╔══

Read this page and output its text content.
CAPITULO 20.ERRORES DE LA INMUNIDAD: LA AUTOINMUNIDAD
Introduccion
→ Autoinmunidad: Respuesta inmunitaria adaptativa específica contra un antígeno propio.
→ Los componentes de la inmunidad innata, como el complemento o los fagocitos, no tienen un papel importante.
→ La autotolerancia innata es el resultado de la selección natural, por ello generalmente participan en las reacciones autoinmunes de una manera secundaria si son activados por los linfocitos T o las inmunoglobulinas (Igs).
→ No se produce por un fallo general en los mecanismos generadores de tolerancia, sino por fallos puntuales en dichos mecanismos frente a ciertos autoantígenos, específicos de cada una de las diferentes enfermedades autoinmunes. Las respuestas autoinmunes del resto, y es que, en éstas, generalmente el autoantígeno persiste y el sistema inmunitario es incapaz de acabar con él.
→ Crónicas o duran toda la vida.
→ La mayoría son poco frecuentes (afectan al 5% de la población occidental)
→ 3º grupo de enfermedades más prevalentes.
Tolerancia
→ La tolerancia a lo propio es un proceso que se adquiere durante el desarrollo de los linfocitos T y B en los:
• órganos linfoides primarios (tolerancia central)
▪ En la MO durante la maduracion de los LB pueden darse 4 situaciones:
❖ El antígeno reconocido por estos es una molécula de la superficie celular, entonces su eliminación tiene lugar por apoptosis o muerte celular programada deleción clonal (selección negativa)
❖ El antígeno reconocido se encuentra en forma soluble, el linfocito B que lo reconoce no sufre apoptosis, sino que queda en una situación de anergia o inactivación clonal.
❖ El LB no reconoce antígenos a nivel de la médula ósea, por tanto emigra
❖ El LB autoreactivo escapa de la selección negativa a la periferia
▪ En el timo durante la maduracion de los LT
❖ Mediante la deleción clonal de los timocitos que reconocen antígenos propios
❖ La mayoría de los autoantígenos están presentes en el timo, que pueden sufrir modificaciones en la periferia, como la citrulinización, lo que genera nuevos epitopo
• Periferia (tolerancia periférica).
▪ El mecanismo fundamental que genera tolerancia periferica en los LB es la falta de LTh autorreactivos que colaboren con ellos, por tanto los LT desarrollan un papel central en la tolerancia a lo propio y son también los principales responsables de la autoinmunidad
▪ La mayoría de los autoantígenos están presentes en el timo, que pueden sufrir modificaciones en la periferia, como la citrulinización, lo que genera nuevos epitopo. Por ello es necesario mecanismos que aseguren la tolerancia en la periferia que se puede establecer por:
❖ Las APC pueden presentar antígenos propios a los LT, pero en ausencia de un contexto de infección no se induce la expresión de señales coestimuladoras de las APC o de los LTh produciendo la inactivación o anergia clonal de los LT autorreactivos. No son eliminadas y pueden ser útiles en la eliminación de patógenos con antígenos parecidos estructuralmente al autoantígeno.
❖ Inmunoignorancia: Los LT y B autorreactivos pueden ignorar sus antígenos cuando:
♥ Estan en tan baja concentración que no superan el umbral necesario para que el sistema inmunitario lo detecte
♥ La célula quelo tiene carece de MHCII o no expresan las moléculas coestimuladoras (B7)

╚══

**WORK INSTRUCTIONS**. All of the entries above must be quoted exactly.

**OUTPUT FOR THIS EXERCISE**.
Read this page and output its text content.
CAPITULO 20.ERRORES DE LA INMUNIDAD: LA AUTOINMUNIDAD
Introduccion
→ Autoinmunidad: Respuesta inmunitaria adaptativa específica contra un antígeno propio.
→ Los componentes de la inmunidad innata, como el complemento o los fagocitos, no tienen un papel importante.
→ La autotolerancia innata es el resultado de la selección natural, por ello generalmente participan en las reacciones autoinmunes de una manera secundaria si son activados por los linfocitos T o las inmunoglobulinas (Igs).
→ No se produce por un fallo general en los mecanismos generadores de tolerancia, sino por fallos puntuales en dichos mecanismos frente a ciertos autoantígenos, específicos de cada una de las diferentes enfermedades autoinmunes. Las respuestas autoinmunes del resto, y es que, en éstas, generalmente el autoantígeno persiste y el sistema inmunitario es incapaz de acabar con él.
→ Crónicas o duran toda la vida.
→ La mayoría son poco frecuentes (afectan al 5% de la población occidental)
→ 3º grupo de enfermedades más prevalentes.
Tolerancia
→ La tolerancia a lo propio es un proceso que se adquiere durante el desarrollo de los linfocitos T y B en los:
• órganos linfoides primarios (tolerancia central)
▪ En la MO durante la maduracion de los LB pueden darse 4 situaciones:
❖ El antígeno reconocido por estos es una molécula de la superficie celular, entonces su eliminación tiene lugar por apoptosis o muerte celular programada deleción clonal (selección negativa)
❖ El antígeno reconocido se encuentra en forma soluble, el linfocito B que lo reconoce no sufre apoptosis, sino que queda en una situación de anergia o inactivación clonal.
❖ El LB no reconoce antígenos a nivel de la médula ósea, por tanto emigra
❖ El LB autoreactivo escapa de la selección negativa a la periferia
▪ En el timo durante la maduracion de los LT
❖ Mediante la deleción clonal de los timocitos que reconocen antígenos propios
❖ La mayoría de los autoantígenos están presentes en el timo, que pueden sufrir modificaciones en la periferia, como la citrulinización, lo que genera nuevos epitopo
• Periferia (tolerancia periférica).
▪ El mecanismo fundamental que genera tolerancia periferica en los LB es la falta de LTh autorreactivos que colaboren con ellos, por tanto los LT desarrollan un papel central en la tolerancia a lo propio y son también los principales responsables de la autoinmunidad
▪ La mayoría de los autoantígenos están presentes en el timo, que pueden sufrir modificaciones en la periferia, como la citrulinización, lo que genera nuevos epitopo. Por ello es necesario mecanismos que aseguren la tolerancia en la periferia que se puede establecer por:
❖ Las APC pueden presentar antígenos propios a los LT, pero en ausencia de un contexto de infección no se induce la expresión de señales coestimuladoras de las APC o de los LTh produciendo la inactivación o anergia clonal de los LT autorreactivos. No son eliminadas y pueden ser útiles en la eliminación de patógenos con antígenos parecidos estructuralmente al autoantígeno.
❖ Inmunoignorancia: Los LT y B autorreactivos pueden ignorar sus antígenos cuando:
♥ Estan en tan baja concentración que no superan el umbral necesario para que el sistema inmunitario lo detecte
♥ La célula quelo tiene carece de MHCII o no expresan las moléculas coestimuladoras (B7)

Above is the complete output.